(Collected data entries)
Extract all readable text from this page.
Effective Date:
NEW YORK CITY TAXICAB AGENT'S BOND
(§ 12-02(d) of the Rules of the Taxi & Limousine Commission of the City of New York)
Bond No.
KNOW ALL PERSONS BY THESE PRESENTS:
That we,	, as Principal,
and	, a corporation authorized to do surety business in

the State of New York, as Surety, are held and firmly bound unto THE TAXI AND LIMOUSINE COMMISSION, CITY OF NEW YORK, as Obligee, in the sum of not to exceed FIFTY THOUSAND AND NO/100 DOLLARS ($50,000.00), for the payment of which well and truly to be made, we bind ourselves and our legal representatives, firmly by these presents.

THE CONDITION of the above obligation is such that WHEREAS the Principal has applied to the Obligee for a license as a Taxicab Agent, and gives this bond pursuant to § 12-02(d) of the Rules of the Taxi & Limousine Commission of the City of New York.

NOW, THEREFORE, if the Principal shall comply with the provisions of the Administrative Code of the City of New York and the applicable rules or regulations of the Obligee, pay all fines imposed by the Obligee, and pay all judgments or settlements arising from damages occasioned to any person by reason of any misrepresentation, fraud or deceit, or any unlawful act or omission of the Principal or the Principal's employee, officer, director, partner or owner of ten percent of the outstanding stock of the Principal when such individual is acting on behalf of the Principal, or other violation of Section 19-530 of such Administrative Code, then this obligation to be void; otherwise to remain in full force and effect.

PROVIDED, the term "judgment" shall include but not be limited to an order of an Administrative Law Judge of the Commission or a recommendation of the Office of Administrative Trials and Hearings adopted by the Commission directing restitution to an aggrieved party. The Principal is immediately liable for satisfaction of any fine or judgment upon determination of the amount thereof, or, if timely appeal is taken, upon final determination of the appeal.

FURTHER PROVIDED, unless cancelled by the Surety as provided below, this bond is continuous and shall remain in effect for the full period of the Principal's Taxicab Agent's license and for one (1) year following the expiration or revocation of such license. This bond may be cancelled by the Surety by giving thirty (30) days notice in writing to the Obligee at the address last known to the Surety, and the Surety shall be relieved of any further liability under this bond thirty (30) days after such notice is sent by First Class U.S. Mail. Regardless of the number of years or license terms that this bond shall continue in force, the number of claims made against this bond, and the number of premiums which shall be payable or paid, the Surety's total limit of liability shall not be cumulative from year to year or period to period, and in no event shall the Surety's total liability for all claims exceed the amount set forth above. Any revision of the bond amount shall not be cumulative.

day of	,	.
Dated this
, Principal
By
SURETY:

* * *

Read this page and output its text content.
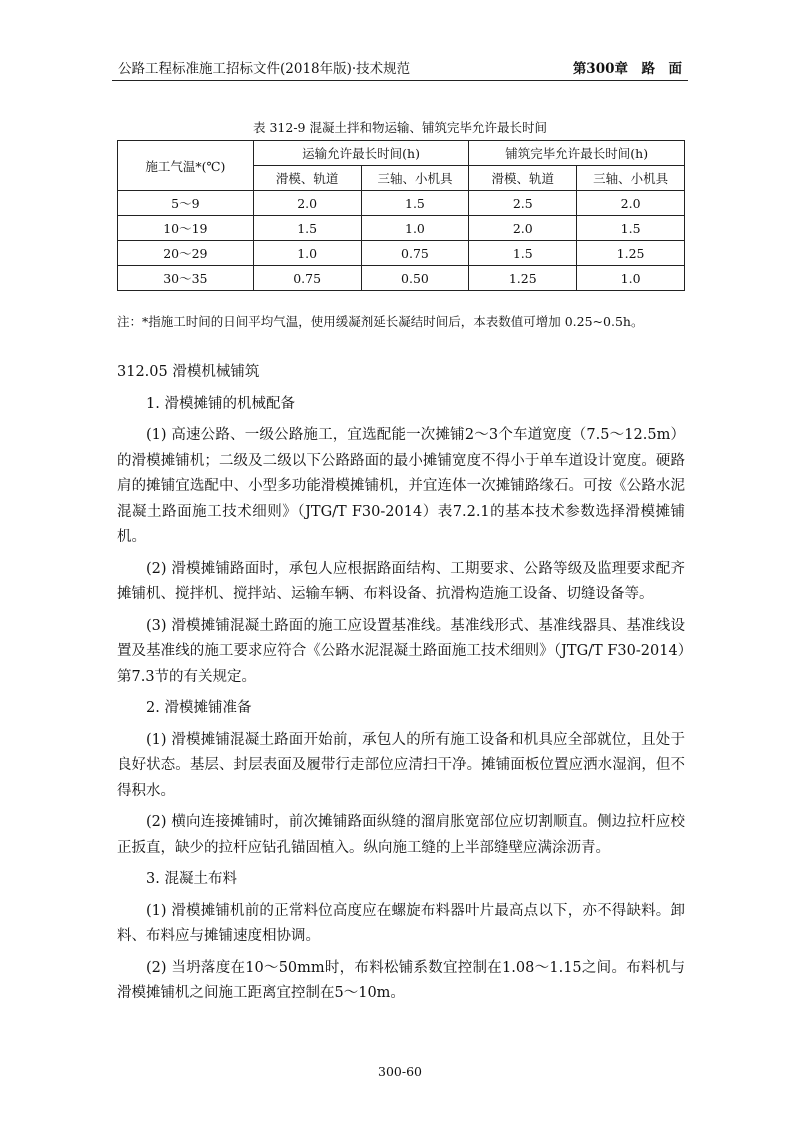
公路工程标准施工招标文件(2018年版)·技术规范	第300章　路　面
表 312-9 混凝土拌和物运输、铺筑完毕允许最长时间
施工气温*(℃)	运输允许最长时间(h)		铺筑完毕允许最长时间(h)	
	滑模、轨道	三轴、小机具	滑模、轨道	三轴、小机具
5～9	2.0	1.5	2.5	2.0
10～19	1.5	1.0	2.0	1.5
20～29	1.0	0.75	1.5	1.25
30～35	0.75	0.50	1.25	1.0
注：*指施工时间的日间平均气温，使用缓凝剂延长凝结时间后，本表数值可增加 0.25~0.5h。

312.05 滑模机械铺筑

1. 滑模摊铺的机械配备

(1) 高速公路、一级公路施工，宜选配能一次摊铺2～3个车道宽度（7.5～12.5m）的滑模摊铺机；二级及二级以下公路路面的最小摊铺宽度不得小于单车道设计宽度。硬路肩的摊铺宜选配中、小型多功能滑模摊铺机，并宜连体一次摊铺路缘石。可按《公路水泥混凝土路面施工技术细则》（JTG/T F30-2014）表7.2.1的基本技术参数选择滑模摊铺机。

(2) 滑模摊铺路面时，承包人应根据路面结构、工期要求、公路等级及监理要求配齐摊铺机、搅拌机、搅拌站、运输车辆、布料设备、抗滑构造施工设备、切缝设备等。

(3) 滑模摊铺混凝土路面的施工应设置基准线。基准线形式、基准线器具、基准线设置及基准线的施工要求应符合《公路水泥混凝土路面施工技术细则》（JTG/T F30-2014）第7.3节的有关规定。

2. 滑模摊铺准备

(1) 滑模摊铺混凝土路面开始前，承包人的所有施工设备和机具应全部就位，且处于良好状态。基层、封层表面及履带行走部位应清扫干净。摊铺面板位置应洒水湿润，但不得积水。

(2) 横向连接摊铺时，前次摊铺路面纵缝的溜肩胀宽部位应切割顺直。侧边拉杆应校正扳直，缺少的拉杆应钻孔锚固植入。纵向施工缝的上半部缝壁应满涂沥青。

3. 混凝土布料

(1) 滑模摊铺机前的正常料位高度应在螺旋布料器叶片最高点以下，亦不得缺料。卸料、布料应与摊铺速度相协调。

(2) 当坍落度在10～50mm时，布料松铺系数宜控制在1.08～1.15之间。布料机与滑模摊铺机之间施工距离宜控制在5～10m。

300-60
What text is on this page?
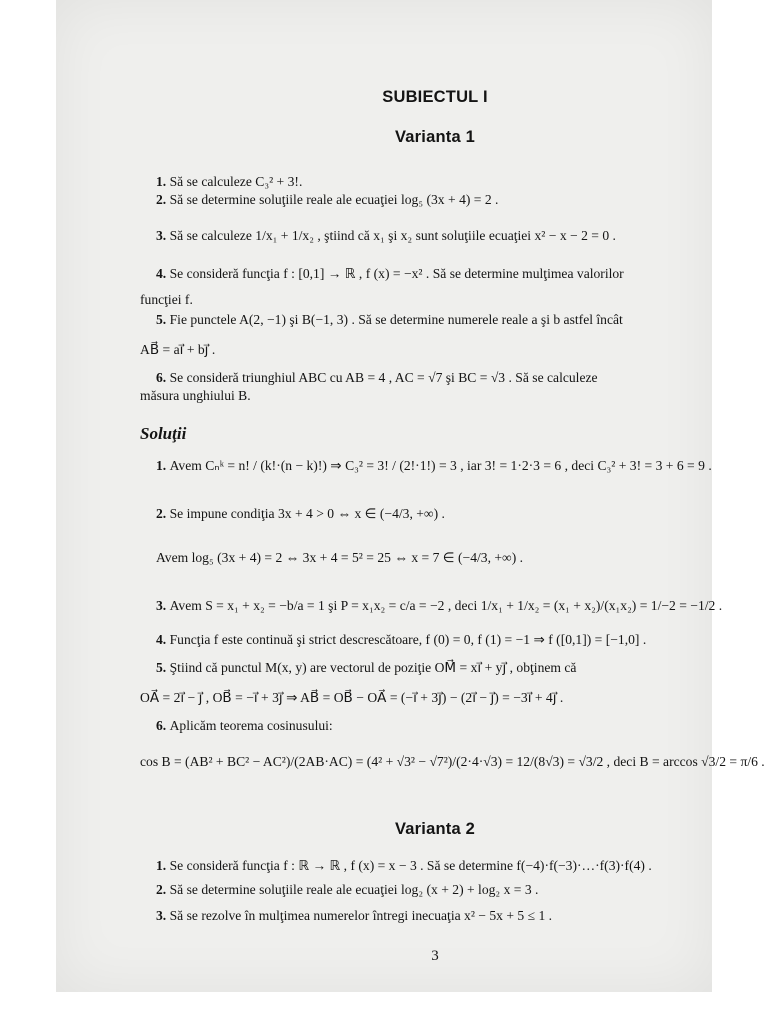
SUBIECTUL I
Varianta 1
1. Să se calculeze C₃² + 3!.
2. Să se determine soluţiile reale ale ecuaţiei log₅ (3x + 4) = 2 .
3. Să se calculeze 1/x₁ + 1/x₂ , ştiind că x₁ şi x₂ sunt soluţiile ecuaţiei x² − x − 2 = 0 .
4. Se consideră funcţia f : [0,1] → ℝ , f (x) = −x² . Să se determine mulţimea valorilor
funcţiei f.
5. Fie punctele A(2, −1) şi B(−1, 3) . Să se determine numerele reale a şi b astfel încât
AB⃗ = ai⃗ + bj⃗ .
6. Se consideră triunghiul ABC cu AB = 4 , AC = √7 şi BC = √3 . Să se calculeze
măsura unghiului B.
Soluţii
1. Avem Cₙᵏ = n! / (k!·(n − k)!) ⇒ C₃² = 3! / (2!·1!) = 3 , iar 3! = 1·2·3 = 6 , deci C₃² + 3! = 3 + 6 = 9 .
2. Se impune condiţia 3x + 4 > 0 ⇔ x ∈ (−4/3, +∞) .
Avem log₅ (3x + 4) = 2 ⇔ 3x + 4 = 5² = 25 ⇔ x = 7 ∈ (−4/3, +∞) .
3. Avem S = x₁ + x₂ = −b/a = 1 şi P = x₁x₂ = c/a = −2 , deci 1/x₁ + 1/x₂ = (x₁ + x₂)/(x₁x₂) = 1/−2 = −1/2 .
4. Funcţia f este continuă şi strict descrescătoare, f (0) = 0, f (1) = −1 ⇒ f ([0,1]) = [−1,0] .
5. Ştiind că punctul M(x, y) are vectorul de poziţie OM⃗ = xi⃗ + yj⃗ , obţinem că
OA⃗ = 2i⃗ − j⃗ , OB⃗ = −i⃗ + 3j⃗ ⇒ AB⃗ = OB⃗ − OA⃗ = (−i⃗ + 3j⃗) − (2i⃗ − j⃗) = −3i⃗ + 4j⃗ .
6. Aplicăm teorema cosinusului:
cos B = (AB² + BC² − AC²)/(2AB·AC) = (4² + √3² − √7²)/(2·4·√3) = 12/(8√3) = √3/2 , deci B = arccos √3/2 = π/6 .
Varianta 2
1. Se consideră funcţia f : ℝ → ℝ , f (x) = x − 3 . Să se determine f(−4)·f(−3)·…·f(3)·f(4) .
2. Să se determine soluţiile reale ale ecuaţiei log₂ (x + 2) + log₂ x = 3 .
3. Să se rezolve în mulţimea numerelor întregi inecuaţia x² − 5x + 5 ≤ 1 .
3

» **Directions**:
Which lines hold the word "Avem"? Return all of them from the records above.

» **Exercise solution**:
1. Avem Cₙᵏ = n! / (k!·(n − k)!) ⇒ C₃² = 3! / (2!·1!) = 3 , iar 3! = 1·2·3 = 6 , deci C₃² + 3! = 3 + 6 = 9 .
Avem log₅ (3x + 4) = 2 ⇔ 3x + 4 = 5² = 25 ⇔ x = 7 ∈ (−4/3, +∞) .
3. Avem S = x₁ + x₂ = −b/a = 1 şi P = x₁x₂ = c/a = −2 , deci 1/x₁ + 1/x₂ = (x₁ + x₂)/(x₁x₂) = 1/−2 = −1/2 .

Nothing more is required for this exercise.